**Work item A:**
In the excerpt about Lanier's poem, which woman tries to persuade her husband not to crucify Jesus?
**Work item B:**
Repeat word for word the part of the excerpt about Lanier's poem that runs from "The title poem" up to and including "at the time.".

**Excerpted passage:**
=====
The title poem is a significantly longer work that focuses on the crucifixion of Jesus, a defence of women, and the importance of woman in the Biblical crucifixion narrative. Suzanne Woods observes that the poem is "meditating and expanding on the events from the female point of view," which was a revolutionary retelling of the crucifixion at the time.

Lanier's defense of women shifts the blame of sin from Eve and onto Adam saying, "But surely Adam cannot be excus'd, / Her fault, though great, yet he was most too blame" The poem goes on to explain that Adam should have avoided temptation since he is depicted as stronger than Eve in the Bible. Lanier strengthens her defence of women by praising the women in the crucifixion story who stood behind Jesus when his disciples forsook him. For example, Lanier's focus on Pilate's wife, a woman who attempts to persuade her husband not to crucify Jesus, shows Lanier's dedication to the recognition of women in the Bible even if they are nameless. Lanier's attention to the women in the poem characterizes her unique retelling of the biblical story.
=====
**Extracted data:**

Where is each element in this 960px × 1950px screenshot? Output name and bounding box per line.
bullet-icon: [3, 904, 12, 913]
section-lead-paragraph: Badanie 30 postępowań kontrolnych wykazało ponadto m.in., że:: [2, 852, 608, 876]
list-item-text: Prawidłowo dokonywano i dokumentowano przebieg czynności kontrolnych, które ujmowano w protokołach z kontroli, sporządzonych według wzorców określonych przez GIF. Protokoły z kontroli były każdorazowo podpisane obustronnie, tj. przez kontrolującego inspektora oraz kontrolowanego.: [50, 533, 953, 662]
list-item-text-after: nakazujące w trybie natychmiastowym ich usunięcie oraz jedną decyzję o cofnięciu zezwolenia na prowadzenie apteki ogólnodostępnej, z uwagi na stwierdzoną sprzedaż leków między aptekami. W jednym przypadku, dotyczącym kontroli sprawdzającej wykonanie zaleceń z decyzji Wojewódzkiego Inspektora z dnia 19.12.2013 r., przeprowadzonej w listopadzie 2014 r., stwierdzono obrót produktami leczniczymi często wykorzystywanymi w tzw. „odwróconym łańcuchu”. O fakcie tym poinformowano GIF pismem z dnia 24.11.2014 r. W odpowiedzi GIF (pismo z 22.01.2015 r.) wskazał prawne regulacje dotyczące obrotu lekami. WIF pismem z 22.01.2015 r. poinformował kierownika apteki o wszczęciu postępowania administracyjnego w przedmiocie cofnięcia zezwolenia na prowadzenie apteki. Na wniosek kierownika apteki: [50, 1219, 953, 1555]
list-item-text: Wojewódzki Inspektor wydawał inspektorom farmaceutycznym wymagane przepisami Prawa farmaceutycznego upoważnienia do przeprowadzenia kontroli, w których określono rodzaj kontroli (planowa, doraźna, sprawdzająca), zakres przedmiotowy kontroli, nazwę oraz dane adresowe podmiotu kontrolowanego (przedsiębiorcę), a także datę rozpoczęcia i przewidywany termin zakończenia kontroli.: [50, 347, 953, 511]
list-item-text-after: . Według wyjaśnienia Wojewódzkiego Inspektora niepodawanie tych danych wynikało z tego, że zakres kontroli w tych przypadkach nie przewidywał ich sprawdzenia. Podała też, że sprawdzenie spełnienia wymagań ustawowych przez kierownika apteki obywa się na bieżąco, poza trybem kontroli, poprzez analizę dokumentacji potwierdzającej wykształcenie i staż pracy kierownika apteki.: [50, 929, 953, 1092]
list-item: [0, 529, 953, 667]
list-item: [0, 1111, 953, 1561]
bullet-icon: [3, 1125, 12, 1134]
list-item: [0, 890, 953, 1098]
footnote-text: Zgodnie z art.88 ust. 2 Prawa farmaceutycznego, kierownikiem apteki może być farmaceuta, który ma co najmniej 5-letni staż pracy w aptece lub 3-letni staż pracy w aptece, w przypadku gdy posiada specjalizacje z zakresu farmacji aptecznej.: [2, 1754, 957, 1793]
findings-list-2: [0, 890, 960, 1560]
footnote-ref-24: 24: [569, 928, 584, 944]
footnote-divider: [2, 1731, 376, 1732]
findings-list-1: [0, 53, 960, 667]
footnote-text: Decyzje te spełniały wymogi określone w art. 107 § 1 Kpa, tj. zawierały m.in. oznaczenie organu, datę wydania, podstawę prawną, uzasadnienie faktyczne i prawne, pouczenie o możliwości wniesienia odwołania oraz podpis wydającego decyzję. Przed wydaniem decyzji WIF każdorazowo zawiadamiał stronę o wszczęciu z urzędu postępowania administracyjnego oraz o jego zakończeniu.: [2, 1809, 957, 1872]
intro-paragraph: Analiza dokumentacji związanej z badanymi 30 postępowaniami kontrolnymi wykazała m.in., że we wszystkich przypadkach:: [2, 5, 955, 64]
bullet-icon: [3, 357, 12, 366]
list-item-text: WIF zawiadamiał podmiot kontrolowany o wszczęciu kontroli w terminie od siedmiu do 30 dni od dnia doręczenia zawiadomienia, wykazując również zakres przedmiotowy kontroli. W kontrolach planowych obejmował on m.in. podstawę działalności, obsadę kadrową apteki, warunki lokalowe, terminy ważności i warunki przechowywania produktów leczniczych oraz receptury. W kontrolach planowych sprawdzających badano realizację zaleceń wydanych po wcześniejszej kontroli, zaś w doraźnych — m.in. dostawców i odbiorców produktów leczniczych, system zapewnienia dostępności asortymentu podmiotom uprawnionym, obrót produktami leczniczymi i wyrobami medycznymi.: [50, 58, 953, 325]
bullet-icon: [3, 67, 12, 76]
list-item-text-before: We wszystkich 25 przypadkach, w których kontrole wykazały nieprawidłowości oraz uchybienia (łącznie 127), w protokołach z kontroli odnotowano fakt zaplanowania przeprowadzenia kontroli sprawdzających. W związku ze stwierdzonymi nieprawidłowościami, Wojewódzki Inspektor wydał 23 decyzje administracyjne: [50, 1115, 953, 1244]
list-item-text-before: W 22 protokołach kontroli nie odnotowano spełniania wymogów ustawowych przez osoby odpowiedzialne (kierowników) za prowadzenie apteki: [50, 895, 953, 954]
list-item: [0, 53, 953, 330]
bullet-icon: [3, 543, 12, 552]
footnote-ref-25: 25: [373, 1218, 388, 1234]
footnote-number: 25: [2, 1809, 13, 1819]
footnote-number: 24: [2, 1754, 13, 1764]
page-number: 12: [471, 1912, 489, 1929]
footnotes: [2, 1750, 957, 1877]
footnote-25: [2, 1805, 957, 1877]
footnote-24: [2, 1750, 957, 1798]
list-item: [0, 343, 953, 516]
=====
**Answer box A:**
Pilate's wife.

**Answer box B:**
The title poem is a significantly longer work that focuses on the crucifixion of Jesus, a defence of women, and the importance of woman in the Biblical crucifixion narrative. Suzanne Woods observes that the poem is "meditating and expanding on the events from the female point of view," which was a revolutionary retelling of the crucifixion at the time.